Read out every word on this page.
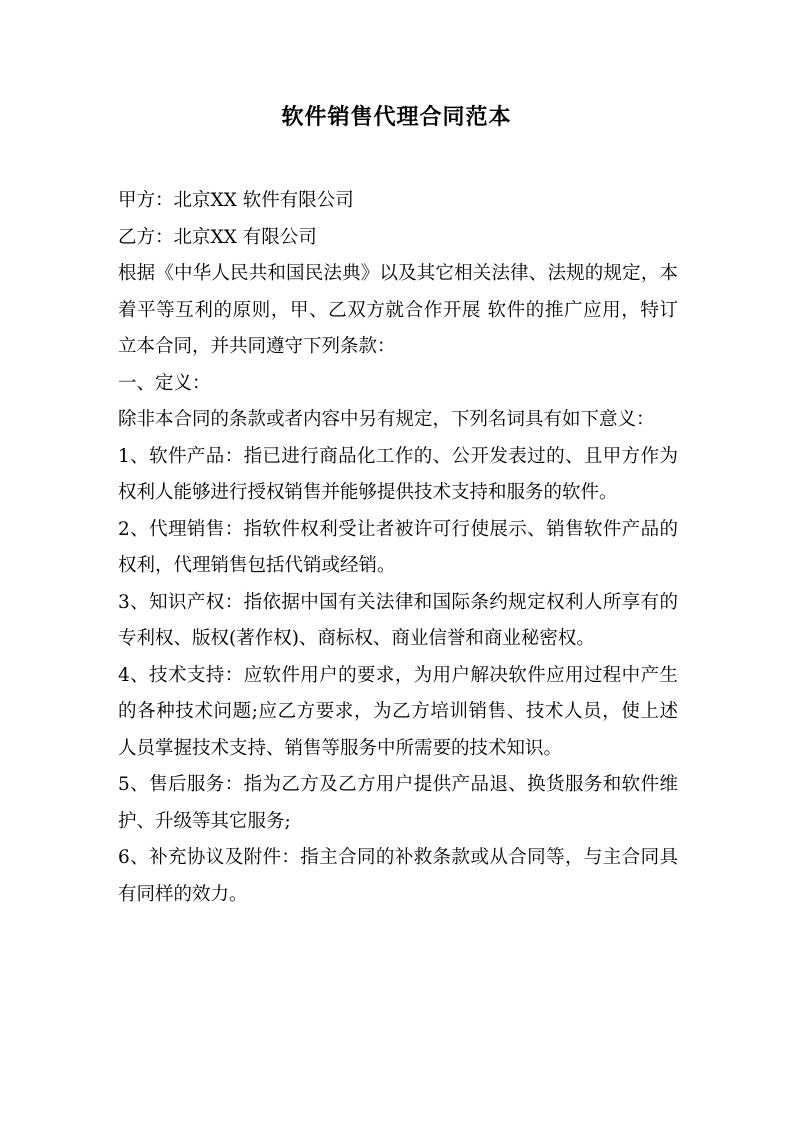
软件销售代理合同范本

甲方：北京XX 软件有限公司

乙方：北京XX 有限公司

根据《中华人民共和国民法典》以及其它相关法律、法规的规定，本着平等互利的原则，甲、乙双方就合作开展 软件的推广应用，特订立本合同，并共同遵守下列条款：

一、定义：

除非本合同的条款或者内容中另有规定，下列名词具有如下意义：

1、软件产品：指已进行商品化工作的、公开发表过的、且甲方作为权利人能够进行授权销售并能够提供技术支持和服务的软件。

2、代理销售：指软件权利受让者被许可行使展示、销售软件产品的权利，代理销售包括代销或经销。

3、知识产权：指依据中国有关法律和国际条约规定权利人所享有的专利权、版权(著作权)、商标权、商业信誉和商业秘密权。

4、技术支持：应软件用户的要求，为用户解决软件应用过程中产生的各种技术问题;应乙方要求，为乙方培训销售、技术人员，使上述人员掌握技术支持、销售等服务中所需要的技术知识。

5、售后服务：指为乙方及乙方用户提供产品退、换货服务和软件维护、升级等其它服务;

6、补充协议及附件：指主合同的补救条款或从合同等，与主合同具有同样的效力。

● ● ● ● ●

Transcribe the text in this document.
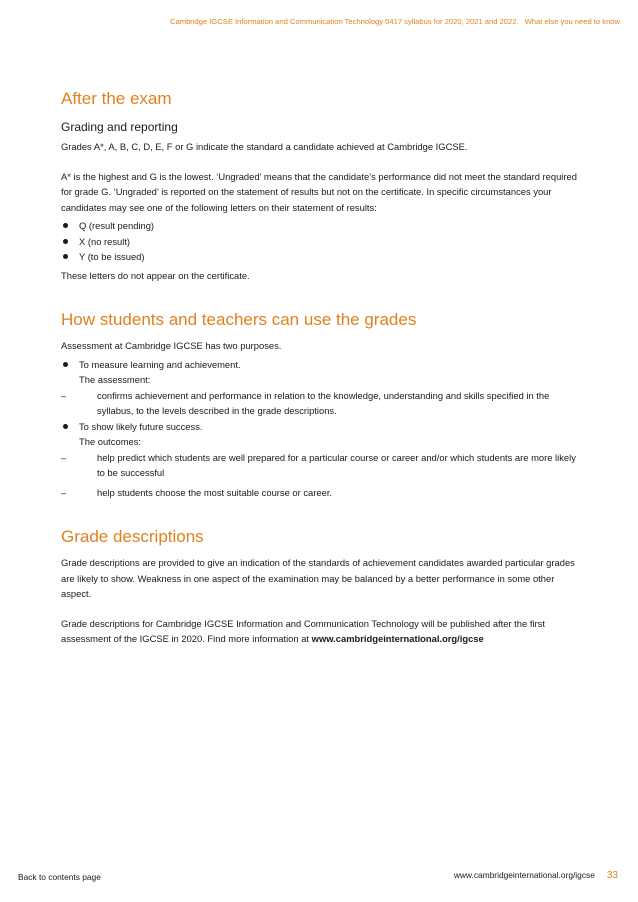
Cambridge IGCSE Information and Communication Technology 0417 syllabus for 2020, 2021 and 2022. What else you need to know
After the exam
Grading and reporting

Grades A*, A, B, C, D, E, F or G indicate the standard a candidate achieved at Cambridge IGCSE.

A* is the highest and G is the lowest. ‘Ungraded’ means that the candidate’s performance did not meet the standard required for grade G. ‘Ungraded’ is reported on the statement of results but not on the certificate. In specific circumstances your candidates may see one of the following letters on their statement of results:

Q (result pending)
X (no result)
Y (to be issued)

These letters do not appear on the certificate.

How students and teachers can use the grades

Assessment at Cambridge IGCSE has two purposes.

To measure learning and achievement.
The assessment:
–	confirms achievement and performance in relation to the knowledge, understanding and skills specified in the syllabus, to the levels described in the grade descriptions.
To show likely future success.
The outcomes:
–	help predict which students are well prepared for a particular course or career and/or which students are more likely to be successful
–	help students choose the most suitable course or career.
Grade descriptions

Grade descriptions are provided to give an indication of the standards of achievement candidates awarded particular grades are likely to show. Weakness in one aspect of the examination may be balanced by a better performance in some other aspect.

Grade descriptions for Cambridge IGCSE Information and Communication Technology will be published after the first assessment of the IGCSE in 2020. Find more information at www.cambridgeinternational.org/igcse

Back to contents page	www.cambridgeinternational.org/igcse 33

● ● ● ● ●

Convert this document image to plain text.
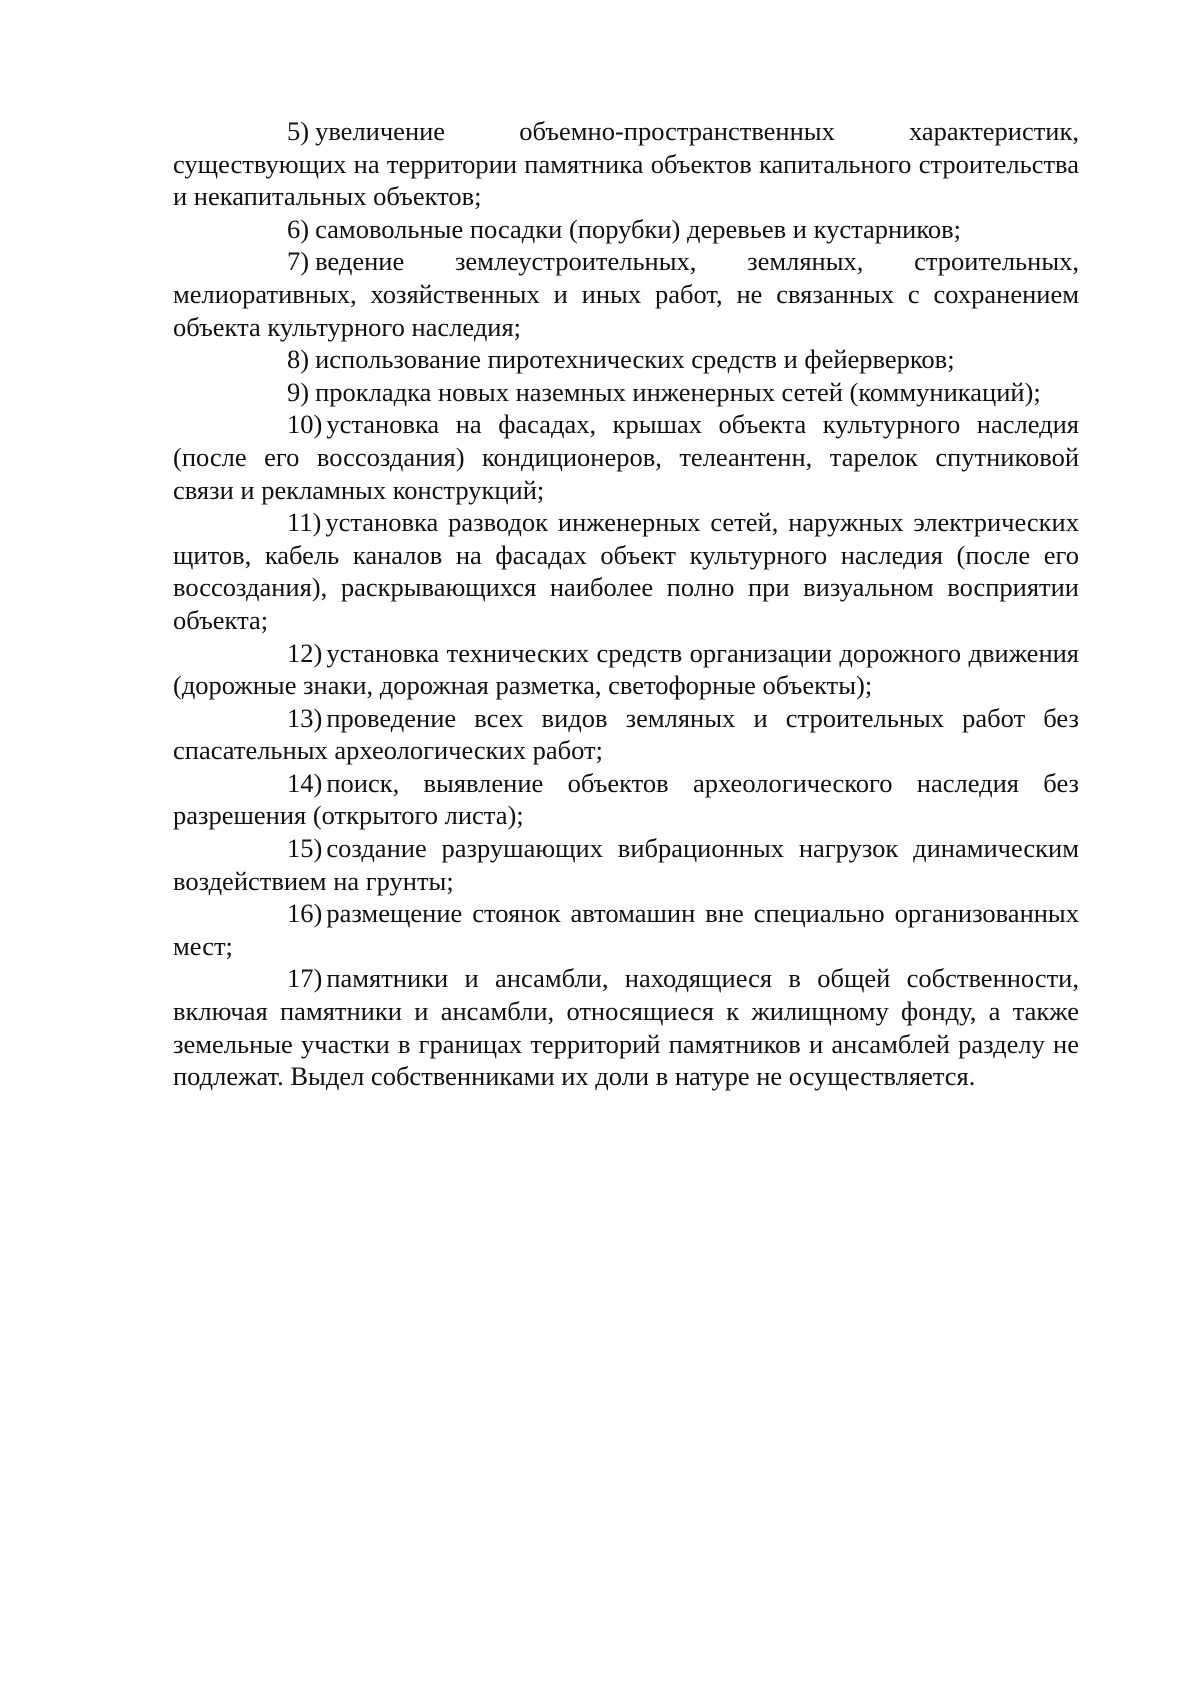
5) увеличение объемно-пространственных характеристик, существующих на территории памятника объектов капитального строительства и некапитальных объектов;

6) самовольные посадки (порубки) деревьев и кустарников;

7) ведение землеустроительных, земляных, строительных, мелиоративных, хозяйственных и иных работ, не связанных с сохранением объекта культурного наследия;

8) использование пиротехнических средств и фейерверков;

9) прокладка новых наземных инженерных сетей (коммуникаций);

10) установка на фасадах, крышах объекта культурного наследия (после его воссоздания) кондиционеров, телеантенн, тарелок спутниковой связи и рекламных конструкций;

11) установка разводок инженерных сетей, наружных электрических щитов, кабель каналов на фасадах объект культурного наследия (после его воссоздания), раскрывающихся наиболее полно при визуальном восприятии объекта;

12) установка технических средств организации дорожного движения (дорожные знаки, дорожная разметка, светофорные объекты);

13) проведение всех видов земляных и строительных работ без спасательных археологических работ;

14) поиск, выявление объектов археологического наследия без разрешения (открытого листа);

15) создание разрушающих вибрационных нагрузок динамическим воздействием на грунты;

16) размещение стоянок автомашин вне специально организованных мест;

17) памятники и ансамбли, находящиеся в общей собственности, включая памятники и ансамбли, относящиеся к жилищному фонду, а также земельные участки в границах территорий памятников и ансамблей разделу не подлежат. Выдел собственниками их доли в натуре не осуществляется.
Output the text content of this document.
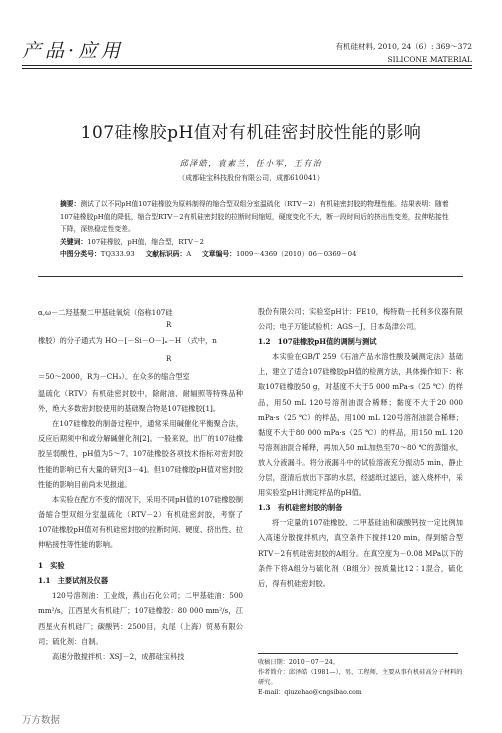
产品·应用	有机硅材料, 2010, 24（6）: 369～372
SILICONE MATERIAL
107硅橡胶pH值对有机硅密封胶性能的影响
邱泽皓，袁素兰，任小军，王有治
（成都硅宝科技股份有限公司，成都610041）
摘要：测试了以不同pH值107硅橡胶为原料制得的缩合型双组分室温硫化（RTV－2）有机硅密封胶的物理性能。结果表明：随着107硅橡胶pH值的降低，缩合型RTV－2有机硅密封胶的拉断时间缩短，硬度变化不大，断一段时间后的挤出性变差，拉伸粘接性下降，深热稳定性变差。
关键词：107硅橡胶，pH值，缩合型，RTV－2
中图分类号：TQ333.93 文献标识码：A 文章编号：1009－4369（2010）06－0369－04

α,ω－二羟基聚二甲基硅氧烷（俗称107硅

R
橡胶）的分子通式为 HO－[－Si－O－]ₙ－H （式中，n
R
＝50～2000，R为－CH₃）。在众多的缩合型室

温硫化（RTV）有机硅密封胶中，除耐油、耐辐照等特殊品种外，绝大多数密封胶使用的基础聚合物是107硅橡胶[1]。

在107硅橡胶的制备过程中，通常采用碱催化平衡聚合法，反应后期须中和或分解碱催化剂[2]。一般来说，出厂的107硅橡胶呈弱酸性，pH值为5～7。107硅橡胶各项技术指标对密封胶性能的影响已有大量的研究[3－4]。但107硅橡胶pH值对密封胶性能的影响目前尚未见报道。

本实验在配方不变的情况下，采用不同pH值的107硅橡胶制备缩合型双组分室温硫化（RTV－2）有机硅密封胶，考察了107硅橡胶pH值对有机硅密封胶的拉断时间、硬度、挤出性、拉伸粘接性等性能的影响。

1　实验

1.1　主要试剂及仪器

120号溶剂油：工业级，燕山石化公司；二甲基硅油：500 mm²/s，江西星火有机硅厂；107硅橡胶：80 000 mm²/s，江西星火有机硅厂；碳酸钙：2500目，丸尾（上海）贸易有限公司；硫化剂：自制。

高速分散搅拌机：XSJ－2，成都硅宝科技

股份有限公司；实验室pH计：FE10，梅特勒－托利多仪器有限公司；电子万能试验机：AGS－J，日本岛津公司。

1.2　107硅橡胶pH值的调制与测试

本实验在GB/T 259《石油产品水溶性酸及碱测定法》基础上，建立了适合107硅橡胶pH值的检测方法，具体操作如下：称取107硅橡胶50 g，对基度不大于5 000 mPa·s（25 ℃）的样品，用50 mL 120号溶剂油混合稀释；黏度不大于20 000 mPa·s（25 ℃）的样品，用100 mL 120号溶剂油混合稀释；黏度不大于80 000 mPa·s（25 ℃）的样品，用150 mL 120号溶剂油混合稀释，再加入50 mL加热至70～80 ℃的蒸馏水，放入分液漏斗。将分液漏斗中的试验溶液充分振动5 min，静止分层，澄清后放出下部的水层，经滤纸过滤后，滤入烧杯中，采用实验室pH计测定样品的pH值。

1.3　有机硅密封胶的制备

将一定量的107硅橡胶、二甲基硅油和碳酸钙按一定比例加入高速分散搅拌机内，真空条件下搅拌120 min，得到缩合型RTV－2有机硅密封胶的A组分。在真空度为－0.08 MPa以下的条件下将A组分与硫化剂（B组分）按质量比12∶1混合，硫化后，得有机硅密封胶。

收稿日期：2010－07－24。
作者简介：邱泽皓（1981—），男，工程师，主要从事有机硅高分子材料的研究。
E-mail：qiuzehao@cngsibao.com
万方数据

● ● ● ● ●

# Task to carry out
For each line above that contains the word "descriptions", copy that line.

# Correct answer
–	confirms achievement and performance in relation to the knowledge, understanding and skills specified in the syllabus, to the levels described in the grade descriptions.
Grade descriptions
Grade descriptions are provided to give an indication of the standards of achievement candidates awarded particular grades are likely to show. Weakness in one aspect of the examination may be balanced by a better performance in some other aspect.
Grade descriptions for Cambridge IGCSE Information and Communication Technology will be published after the first assessment of the IGCSE in 2020. Find more information at www.cambridgeinternational.org/igcse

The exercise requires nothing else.